### Seçilen bölüm

◇ ◇ ◇ ◇ ◇ ◇ ◇

Robotik Teknoloji
Kalabalık, ciddi yüzlere çıt çıkarmadan oturuyor. Sahnedeki karakter gösterinin diğer yıldızından, küçük bir masada, karşısında oturan kadın oyuncunun yanından uzaklaşıyor. Başını öne eğiyor, sonra izleyicilere yüzünde ifadesiz ve gizemli olduğu kadar da telaşlı bir yüzle bakıyor. Yolunda gitmeyen bir şeyler var.
Tokyo’nun dış banliyölerindeki loş tiyatro ağzına kadar dolu. Flört eden genç çiftler, yaşlı tiyatro müdavimleri, hatta birkaç da ergen, oyun yazarı ve yönetmen Oriza Hirata’nın görselleştirdiği geleceği görmek için bu döküntü binada toplanmış. İçeri girdiklerinde hepsi de şen şakrak sohbet eden insanlar şimdiyse adeta transa geçmiş gibi.
Küçük bir çocuğu model alan Affetto, kendi çocuğuna bakan ebeveynlerinki gibi beyin etkinliği sağlamak için farklı yüz ifadeleri takınabiliyor.
Gerilimin merkezindeki karakter, aşırı büyük plastik kafasıyla dev bir oyuncak bebeği anımsatan, doksan santimetre boyunda bir robot. Aslında, oyundaki iki robottan biri. Diğeri az önce, üstünde çiçekli bir yemek önlüğüyle sahneyi terk etti.
“Kusura bakma” diyor robot, yusyuvarlak gözlerini kaldırıp kadın oyuncuya bakarak. “Canım hiç çalışmak istemedi.”
Robotun yüzünden düşen bin parça.
Hirata’nın Ben, İşçi adlı oyununda robotlar bir şeyler üreten ya da evi süpüren mekanik otomatlardan ibaret değil. Duyguları var; bu da gerek robotlar gerekse sahipleri için türlü güçlükler çıkarıyor. Tiyatro oyunu bu türden bir ilişkinin nasıl sürdürüleceğini ele alıyor. Ya hem efendi hem de hizmetkâr bunalımdaysa? Bu elbette kurgu ama Hirata’nın vizyonu Japonya’da gerçeğe ağır ağır dönüşen bir durumu yansıtıyor. Orada, bilim insanları ve politikacılar robotlara toplum içinde yeni roller biçiyor: meslektaş, bakıcı ve hatta dost olarak.
Bu somurtkan robotun adı Takeo ve oyunun sonuna gelindiğinde sorunlu tek karakterin o olmadığı anlaşılıyor. Evin reisi olan adam işsiz ve çıplak ayakla dolaşarak tam bir bezginlik portresi çiziyor.

◇ ◇ ◇ ◇ ◇ ◇ ◇

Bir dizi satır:
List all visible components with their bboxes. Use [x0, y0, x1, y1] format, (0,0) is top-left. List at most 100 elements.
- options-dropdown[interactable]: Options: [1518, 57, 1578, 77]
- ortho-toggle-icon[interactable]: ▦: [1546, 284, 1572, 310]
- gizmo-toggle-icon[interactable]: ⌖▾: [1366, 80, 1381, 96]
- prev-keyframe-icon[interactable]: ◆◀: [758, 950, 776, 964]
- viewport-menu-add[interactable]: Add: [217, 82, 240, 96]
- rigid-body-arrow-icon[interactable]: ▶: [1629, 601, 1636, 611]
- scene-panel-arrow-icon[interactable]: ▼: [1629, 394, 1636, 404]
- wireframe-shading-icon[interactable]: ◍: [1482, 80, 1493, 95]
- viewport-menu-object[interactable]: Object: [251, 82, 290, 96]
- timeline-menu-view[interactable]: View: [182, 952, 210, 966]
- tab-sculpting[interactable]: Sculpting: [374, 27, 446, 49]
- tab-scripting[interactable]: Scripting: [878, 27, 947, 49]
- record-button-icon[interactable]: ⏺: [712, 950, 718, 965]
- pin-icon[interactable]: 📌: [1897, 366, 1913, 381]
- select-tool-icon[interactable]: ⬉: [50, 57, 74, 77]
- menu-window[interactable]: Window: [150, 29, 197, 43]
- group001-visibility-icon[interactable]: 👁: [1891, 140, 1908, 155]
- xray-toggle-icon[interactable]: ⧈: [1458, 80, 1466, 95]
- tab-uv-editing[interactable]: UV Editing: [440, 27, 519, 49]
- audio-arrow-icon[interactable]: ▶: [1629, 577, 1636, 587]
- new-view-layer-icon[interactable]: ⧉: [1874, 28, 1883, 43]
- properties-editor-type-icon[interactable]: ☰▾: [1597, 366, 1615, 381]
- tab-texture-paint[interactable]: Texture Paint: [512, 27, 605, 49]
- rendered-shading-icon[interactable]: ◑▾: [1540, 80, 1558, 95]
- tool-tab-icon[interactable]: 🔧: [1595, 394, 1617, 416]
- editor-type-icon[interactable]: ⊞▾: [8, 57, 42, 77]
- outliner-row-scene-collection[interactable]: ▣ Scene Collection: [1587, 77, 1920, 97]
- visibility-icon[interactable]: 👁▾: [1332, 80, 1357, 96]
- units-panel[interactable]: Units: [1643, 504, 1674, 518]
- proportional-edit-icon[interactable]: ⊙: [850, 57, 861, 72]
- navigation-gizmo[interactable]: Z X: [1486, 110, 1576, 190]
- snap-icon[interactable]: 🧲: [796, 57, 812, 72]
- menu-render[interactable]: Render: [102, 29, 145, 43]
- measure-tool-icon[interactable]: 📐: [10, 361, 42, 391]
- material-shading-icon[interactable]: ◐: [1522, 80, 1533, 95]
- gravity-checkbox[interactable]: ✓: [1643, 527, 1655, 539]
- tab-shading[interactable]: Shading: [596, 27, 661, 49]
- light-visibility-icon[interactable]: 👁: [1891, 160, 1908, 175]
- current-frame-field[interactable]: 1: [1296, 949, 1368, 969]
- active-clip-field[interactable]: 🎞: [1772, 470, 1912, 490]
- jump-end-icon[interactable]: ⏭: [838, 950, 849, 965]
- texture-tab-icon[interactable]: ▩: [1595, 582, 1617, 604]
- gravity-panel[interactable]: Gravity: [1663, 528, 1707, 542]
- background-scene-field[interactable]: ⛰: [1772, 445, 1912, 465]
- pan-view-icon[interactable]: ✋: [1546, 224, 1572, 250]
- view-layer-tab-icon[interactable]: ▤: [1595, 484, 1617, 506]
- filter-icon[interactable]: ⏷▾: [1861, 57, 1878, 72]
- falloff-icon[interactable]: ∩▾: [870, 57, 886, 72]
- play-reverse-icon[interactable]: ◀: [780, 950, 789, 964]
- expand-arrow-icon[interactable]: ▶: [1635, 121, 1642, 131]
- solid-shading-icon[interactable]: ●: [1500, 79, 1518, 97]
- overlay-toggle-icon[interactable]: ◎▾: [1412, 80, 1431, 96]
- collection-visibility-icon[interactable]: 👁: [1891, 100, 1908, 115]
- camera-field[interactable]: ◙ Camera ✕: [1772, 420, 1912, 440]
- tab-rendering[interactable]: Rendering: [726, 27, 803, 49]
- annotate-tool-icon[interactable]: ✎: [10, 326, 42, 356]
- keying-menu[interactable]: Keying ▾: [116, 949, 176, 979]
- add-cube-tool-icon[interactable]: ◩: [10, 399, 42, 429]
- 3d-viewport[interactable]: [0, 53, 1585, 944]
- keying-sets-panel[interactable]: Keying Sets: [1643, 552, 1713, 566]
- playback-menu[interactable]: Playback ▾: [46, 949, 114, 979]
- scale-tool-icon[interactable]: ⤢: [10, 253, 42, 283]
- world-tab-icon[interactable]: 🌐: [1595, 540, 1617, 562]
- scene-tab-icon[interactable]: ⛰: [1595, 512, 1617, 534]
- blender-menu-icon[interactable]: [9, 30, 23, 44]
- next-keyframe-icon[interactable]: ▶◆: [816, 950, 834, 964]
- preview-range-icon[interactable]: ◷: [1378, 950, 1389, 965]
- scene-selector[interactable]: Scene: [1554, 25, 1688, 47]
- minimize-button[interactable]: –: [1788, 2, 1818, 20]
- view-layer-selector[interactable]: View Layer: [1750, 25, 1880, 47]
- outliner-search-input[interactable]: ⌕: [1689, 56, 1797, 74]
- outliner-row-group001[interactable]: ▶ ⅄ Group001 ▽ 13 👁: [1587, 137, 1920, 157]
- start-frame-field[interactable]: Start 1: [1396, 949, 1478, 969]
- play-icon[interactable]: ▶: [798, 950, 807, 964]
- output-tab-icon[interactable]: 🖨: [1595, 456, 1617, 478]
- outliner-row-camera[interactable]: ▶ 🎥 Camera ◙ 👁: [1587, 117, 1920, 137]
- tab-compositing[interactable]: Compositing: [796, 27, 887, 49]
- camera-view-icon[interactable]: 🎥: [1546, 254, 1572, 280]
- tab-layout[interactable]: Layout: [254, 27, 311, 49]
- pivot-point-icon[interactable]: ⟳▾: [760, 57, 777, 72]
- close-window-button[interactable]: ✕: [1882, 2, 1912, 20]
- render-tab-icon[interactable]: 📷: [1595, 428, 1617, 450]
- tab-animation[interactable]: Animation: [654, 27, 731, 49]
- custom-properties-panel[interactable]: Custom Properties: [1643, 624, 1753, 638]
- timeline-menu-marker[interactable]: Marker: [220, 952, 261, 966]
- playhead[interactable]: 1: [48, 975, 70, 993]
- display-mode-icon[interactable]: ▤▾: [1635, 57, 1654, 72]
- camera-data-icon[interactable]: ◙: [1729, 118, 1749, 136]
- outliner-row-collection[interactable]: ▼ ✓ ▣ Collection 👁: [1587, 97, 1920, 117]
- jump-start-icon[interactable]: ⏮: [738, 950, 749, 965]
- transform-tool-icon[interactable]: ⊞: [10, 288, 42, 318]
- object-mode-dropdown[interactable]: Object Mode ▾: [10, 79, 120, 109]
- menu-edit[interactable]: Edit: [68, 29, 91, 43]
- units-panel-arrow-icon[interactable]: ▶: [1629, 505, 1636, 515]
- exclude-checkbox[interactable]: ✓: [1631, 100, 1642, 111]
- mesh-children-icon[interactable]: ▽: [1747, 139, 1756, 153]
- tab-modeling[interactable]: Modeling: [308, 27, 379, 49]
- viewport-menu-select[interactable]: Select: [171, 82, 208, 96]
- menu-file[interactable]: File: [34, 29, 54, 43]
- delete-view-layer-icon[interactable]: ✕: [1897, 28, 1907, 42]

◇ ◇ ◇ ◇ ◇ ◇ ◇

### Görev listesi
a - Robot tiyatrosu yazısına göre şu soruları cevaplayın:
(i) Tiyatro hangi şehrin dış banliyölerinde?
(ii) Gerilimin merkezindeki robot kaç santimetre boyunda?
(iii) Hirata'nın oyununun adı ne?
b - Robot tiyatrosu yazısında "Gerilimin merkezindeki karakter, aşırı" sözlerinden başlayıp "düşen bin parça." sözlerine kadar her şeyi hiç değiştirmeden yeniden yazın.

### Cevaplar
a -
(i) Tokyo
(ii) Doksan santimetre
(iii) Ben, İşçi

b -
Gerilimin merkezindeki karakter, aşırı büyük plastik kafasıyla dev bir oyuncak bebeği anımsatan, doksan santimetre boyunda bir robot. Aslında, oyundaki iki robottan biri. Diğeri az önce, üstünde çiçekli bir yemek önlüğüyle sahneyi terk etti.
“Kusura bakma” diyor robot, yusyuvarlak gözlerini kaldırıp kadın oyuncuya bakarak. “Canım hiç çalışmak istemedi.”
Robotun yüzünden düşen bin parça.